[RECORD LIST start]
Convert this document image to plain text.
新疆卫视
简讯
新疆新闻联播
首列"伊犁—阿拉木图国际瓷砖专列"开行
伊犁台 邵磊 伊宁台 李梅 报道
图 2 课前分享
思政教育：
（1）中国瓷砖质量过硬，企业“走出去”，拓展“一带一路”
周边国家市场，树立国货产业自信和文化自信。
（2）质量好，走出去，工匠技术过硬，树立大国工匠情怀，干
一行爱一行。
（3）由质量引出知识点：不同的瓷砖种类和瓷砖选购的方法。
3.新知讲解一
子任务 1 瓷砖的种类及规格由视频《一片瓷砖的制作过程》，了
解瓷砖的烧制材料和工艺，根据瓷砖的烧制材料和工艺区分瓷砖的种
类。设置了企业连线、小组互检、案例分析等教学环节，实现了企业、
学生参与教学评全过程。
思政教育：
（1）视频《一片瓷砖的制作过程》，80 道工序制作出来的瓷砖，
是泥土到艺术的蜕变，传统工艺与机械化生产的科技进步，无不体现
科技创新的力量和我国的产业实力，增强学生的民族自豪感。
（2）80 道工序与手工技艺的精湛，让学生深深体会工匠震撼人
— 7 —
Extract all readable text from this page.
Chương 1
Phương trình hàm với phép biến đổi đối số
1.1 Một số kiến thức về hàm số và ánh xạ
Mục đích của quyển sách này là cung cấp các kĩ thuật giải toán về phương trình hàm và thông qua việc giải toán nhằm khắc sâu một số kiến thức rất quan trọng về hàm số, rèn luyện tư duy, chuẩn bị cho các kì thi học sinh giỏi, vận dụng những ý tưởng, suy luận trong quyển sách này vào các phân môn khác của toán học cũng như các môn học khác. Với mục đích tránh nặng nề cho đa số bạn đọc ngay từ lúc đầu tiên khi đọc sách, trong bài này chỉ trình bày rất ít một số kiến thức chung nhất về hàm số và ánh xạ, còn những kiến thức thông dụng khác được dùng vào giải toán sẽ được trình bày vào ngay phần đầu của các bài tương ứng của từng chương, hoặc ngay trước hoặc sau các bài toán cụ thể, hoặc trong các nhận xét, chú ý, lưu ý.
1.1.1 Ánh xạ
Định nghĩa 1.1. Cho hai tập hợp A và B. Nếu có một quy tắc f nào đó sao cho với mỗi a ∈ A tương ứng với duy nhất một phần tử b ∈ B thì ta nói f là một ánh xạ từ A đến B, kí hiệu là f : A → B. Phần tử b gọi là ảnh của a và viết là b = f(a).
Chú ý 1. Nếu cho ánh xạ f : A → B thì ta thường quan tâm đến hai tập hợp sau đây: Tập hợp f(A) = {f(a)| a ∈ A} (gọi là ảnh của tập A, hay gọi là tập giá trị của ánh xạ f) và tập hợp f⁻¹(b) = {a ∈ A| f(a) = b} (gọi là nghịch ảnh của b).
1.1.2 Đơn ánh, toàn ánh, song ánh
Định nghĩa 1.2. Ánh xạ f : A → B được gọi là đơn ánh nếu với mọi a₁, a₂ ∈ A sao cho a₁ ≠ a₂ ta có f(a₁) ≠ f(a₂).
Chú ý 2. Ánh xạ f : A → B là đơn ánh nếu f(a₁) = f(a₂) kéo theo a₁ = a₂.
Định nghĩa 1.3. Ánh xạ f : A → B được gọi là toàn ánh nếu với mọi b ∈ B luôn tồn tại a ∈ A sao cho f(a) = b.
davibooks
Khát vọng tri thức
[RECORD LIST end]
▶ EXERCISE BRIEF: Repeat the data above exactly.

▶ FULL OUTPUT:
Convert this document image to plain text.
新疆卫视
简讯
新疆新闻联播
首列"伊犁—阿拉木图国际瓷砖专列"开行
伊犁台 邵磊 伊宁台 李梅 报道
图 2 课前分享
思政教育：
（1）中国瓷砖质量过硬，企业“走出去”，拓展“一带一路”
周边国家市场，树立国货产业自信和文化自信。
（2）质量好，走出去，工匠技术过硬，树立大国工匠情怀，干
一行爱一行。
（3）由质量引出知识点：不同的瓷砖种类和瓷砖选购的方法。
3.新知讲解一
子任务 1 瓷砖的种类及规格由视频《一片瓷砖的制作过程》，了
解瓷砖的烧制材料和工艺，根据瓷砖的烧制材料和工艺区分瓷砖的种
类。设置了企业连线、小组互检、案例分析等教学环节，实现了企业、
学生参与教学评全过程。
思政教育：
（1）视频《一片瓷砖的制作过程》，80 道工序制作出来的瓷砖，
是泥土到艺术的蜕变，传统工艺与机械化生产的科技进步，无不体现
科技创新的力量和我国的产业实力，增强学生的民族自豪感。
（2）80 道工序与手工技艺的精湛，让学生深深体会工匠震撼人
— 7 —
Extract all readable text from this page.
Chương 1
Phương trình hàm với phép biến đổi đối số
1.1 Một số kiến thức về hàm số và ánh xạ
Mục đích của quyển sách này là cung cấp các kĩ thuật giải toán về phương trình hàm và thông qua việc giải toán nhằm khắc sâu một số kiến thức rất quan trọng về hàm số, rèn luyện tư duy, chuẩn bị cho các kì thi học sinh giỏi, vận dụng những ý tưởng, suy luận trong quyển sách này vào các phân môn khác của toán học cũng như các môn học khác. Với mục đích tránh nặng nề cho đa số bạn đọc ngay từ lúc đầu tiên khi đọc sách, trong bài này chỉ trình bày rất ít một số kiến thức chung nhất về hàm số và ánh xạ, còn những kiến thức thông dụng khác được dùng vào giải toán sẽ được trình bày vào ngay phần đầu của các bài tương ứng của từng chương, hoặc ngay trước hoặc sau các bài toán cụ thể, hoặc trong các nhận xét, chú ý, lưu ý.
1.1.1 Ánh xạ
Định nghĩa 1.1. Cho hai tập hợp A và B. Nếu có một quy tắc f nào đó sao cho với mỗi a ∈ A tương ứng với duy nhất một phần tử b ∈ B thì ta nói f là một ánh xạ từ A đến B, kí hiệu là f : A → B. Phần tử b gọi là ảnh của a và viết là b = f(a).
Chú ý 1. Nếu cho ánh xạ f : A → B thì ta thường quan tâm đến hai tập hợp sau đây: Tập hợp f(A) = {f(a)| a ∈ A} (gọi là ảnh của tập A, hay gọi là tập giá trị của ánh xạ f) và tập hợp f⁻¹(b) = {a ∈ A| f(a) = b} (gọi là nghịch ảnh của b).
1.1.2 Đơn ánh, toàn ánh, song ánh
Định nghĩa 1.2. Ánh xạ f : A → B được gọi là đơn ánh nếu với mọi a₁, a₂ ∈ A sao cho a₁ ≠ a₂ ta có f(a₁) ≠ f(a₂).
Chú ý 2. Ánh xạ f : A → B là đơn ánh nếu f(a₁) = f(a₂) kéo theo a₁ = a₂.
Định nghĩa 1.3. Ánh xạ f : A → B được gọi là toàn ánh nếu với mọi b ∈ B luôn tồn tại a ∈ A sao cho f(a) = b.
davibooks
Khát vọng tri thức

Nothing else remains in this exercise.